- Input material
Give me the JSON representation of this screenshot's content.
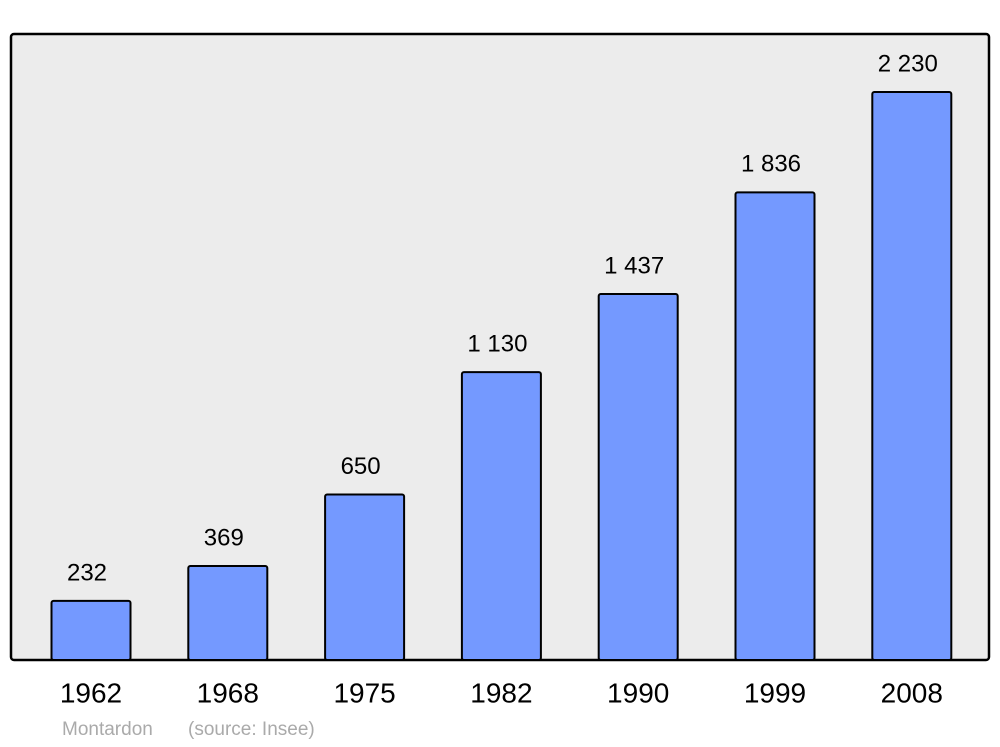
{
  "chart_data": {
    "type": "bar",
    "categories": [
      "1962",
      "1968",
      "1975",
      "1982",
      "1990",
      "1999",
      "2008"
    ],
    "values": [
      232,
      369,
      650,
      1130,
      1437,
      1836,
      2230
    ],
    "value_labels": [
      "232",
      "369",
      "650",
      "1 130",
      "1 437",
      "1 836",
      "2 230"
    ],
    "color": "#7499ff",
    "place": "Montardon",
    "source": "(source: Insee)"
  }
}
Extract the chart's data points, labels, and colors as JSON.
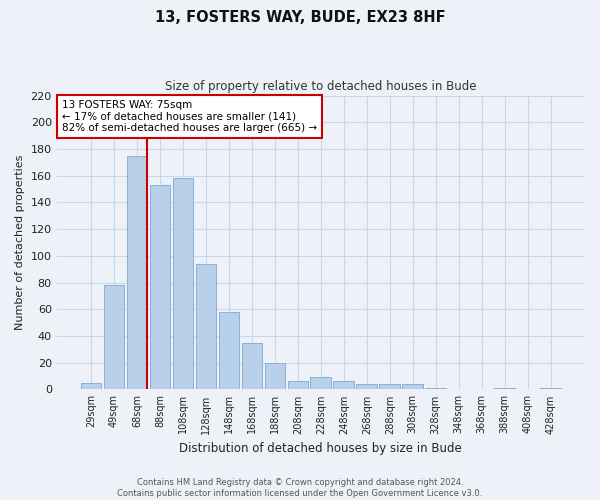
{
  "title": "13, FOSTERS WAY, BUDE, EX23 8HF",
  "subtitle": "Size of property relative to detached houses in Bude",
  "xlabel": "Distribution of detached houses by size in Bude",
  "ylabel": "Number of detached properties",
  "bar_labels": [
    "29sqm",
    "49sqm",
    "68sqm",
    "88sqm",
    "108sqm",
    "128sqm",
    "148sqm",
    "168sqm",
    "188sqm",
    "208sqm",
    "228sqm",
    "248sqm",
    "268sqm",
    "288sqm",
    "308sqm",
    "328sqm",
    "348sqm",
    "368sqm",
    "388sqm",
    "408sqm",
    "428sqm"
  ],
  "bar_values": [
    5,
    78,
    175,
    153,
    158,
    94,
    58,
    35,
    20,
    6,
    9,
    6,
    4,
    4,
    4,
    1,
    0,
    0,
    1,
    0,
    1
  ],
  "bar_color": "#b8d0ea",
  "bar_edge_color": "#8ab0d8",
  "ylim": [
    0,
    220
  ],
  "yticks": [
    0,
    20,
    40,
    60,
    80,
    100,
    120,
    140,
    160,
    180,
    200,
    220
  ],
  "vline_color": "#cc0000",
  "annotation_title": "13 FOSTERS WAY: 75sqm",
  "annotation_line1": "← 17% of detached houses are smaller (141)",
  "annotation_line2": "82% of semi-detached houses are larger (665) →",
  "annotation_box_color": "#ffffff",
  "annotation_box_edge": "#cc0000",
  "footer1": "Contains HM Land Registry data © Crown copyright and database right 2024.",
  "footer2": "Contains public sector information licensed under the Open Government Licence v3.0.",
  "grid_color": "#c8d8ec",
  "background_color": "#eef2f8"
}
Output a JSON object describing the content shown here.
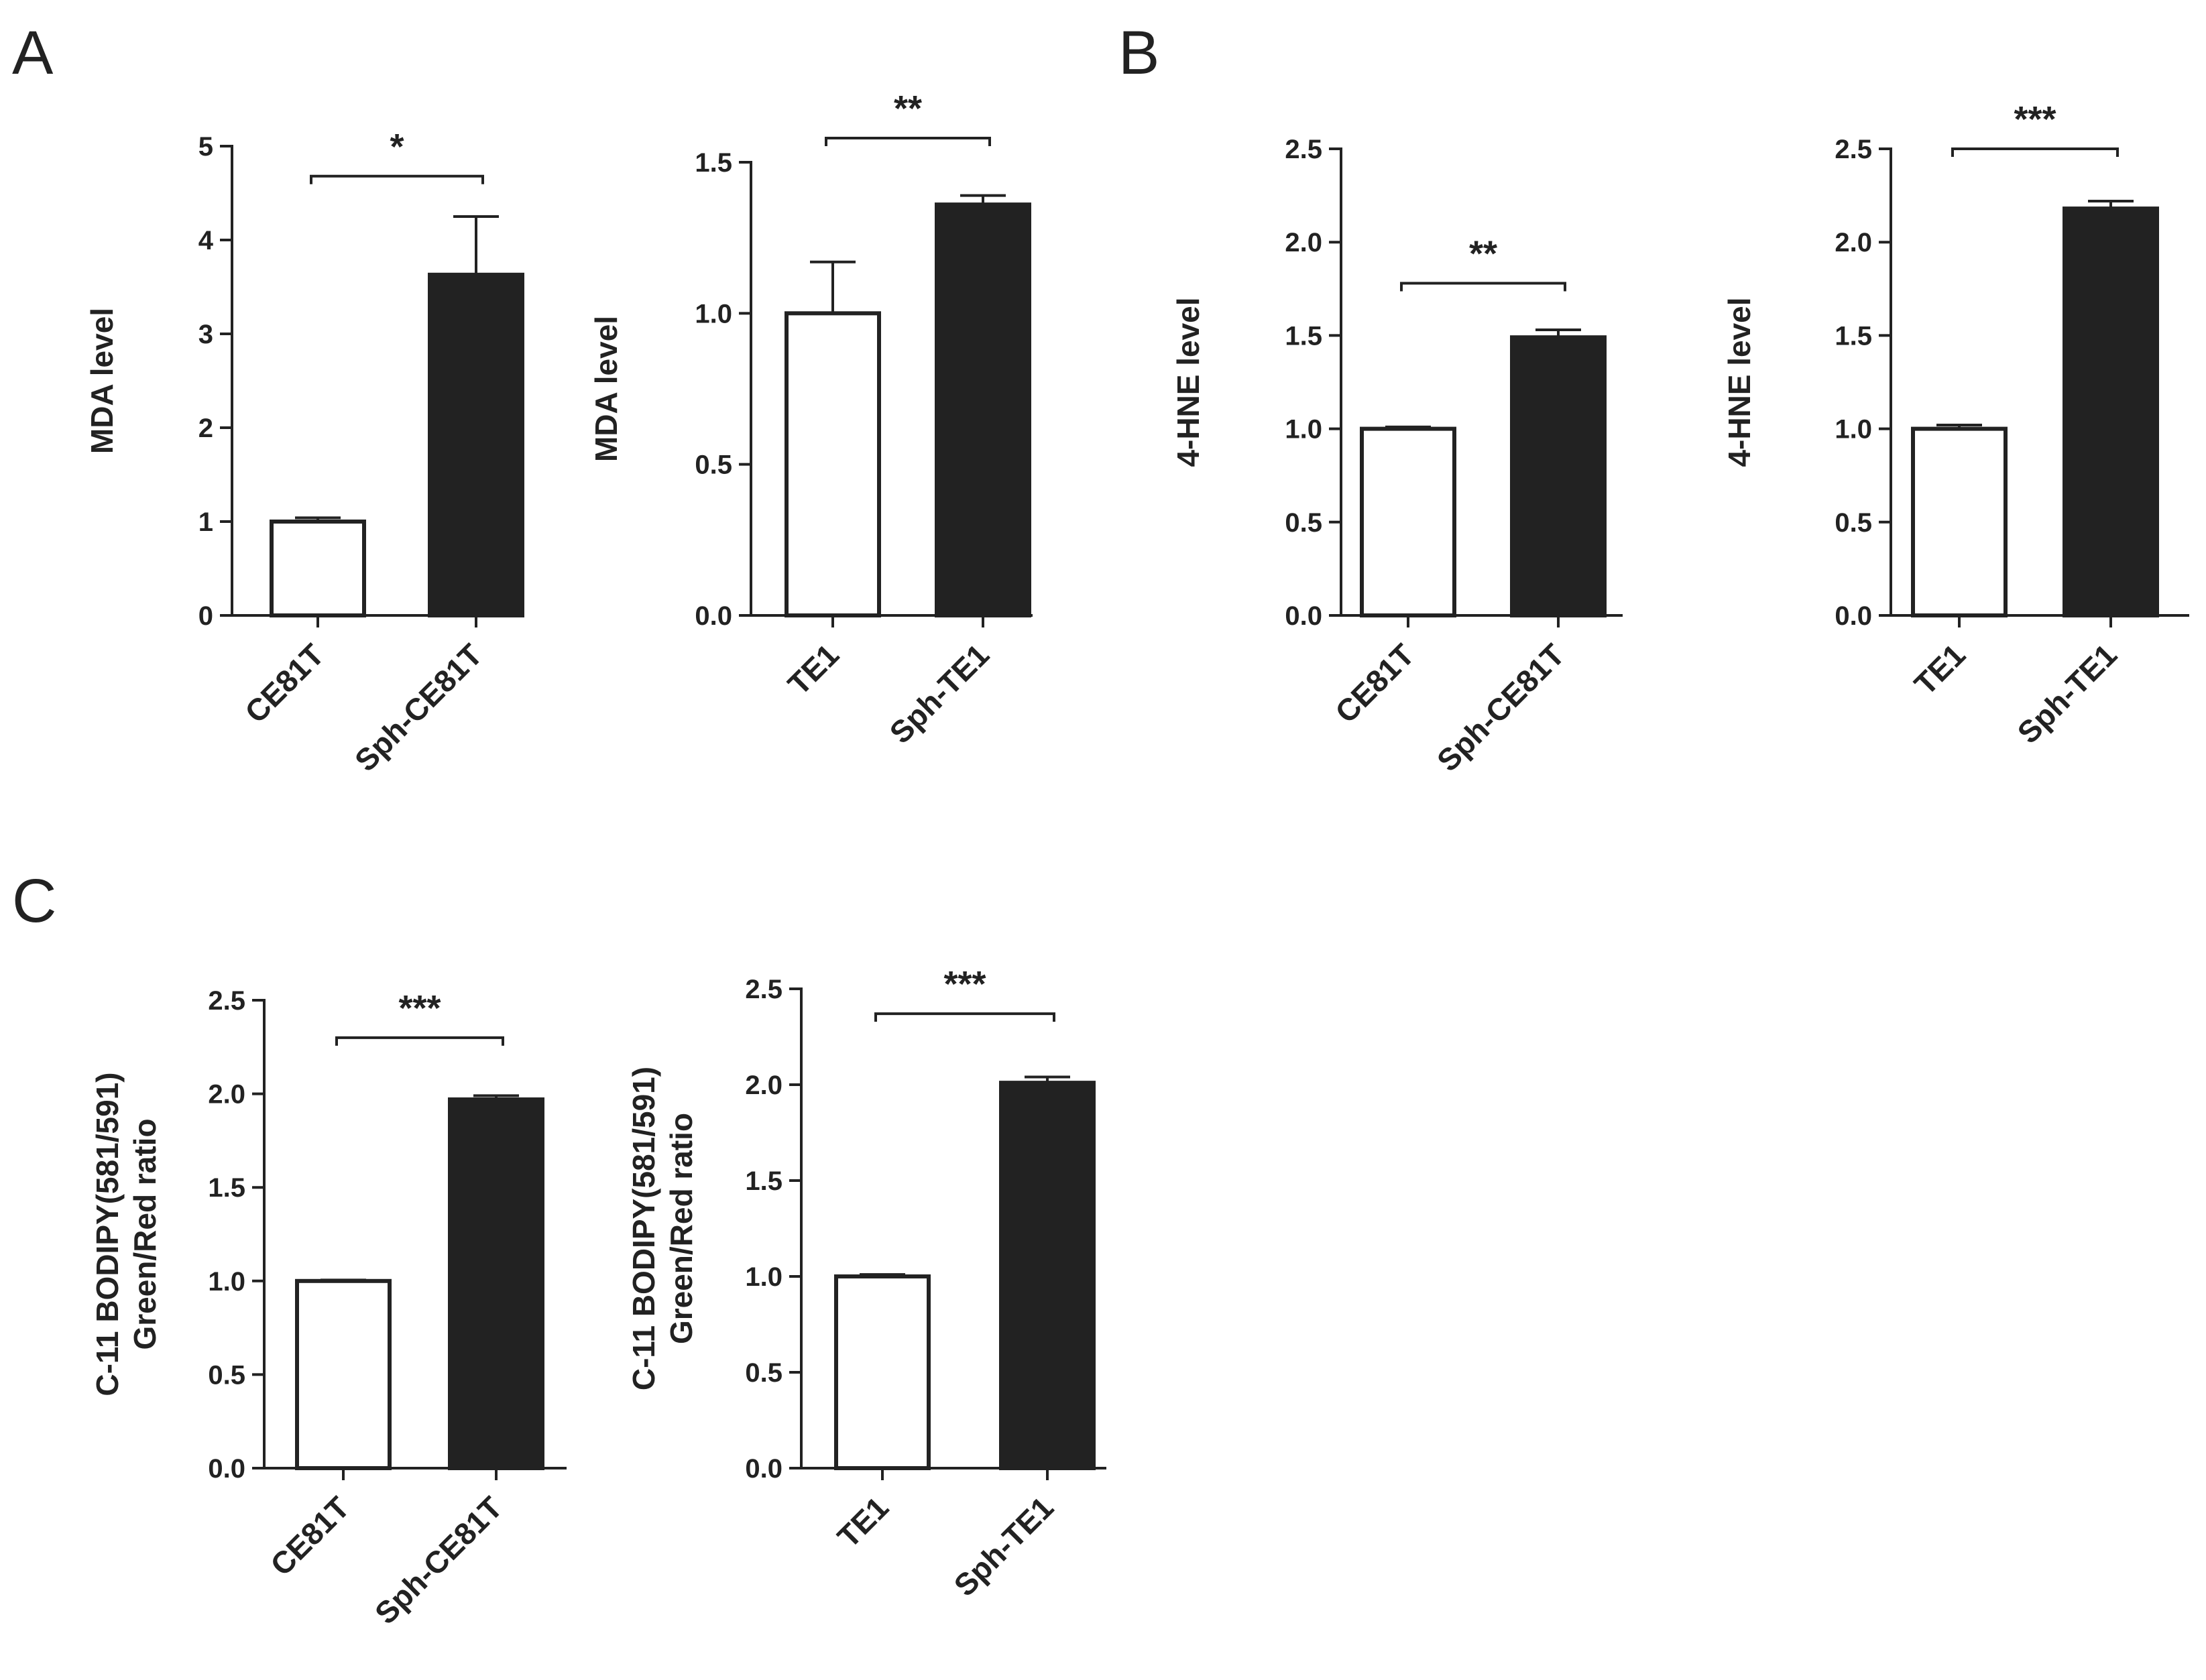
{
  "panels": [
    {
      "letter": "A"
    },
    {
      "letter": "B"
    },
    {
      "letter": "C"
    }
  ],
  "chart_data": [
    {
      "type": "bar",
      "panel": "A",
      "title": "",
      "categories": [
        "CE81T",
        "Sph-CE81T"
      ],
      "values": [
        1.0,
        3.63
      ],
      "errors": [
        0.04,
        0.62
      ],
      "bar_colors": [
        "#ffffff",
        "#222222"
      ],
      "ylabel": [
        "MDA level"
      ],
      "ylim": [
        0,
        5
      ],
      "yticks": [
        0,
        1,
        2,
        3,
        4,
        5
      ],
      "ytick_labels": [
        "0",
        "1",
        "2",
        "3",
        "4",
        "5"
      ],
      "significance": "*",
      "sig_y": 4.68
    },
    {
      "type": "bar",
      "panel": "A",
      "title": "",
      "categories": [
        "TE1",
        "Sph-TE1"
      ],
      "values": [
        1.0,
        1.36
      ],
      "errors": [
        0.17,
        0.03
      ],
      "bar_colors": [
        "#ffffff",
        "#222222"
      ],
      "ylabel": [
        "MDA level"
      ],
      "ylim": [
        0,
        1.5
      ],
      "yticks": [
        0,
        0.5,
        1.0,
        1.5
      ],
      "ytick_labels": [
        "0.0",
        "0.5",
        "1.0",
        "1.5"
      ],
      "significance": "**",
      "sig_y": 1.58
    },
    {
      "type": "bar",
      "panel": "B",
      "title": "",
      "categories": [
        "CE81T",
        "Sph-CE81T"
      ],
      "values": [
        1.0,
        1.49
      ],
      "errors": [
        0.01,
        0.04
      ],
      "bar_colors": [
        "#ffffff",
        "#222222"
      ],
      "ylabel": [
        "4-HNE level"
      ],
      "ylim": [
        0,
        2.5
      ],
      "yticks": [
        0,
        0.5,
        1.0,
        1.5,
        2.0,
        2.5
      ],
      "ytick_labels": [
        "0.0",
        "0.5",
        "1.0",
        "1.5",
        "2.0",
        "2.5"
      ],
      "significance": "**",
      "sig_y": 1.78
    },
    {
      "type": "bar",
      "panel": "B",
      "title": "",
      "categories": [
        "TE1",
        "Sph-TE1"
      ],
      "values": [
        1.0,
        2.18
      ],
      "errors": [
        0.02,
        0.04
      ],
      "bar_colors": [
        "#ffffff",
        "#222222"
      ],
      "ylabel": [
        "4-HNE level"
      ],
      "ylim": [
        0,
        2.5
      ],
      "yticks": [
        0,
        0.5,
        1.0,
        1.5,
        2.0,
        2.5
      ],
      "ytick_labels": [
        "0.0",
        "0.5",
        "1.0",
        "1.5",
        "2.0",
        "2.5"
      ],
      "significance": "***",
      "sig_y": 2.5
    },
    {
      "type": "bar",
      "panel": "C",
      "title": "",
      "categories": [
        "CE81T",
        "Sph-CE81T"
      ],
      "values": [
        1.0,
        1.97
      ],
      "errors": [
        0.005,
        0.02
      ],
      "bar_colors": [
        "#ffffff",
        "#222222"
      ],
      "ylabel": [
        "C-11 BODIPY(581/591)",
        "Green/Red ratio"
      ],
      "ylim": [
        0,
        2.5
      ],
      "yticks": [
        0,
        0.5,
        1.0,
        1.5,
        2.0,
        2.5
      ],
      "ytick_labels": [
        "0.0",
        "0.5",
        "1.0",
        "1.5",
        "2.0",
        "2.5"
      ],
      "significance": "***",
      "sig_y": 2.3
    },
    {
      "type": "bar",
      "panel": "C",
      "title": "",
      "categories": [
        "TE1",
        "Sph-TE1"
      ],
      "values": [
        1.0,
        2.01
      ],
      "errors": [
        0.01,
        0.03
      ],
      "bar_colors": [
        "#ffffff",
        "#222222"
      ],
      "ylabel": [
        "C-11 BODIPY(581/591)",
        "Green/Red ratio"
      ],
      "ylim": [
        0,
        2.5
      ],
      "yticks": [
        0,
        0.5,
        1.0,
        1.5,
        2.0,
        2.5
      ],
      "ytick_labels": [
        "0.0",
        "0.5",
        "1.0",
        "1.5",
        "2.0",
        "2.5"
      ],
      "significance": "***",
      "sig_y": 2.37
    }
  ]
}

- Directive
Find the word "JSON" in the data and show each line that holds it.

- Reply
Give me the JSON representation of this screenshot's content.
Extract the chart's data points, labels, and colors as JSON.
Output a JSON object describing the content shown here.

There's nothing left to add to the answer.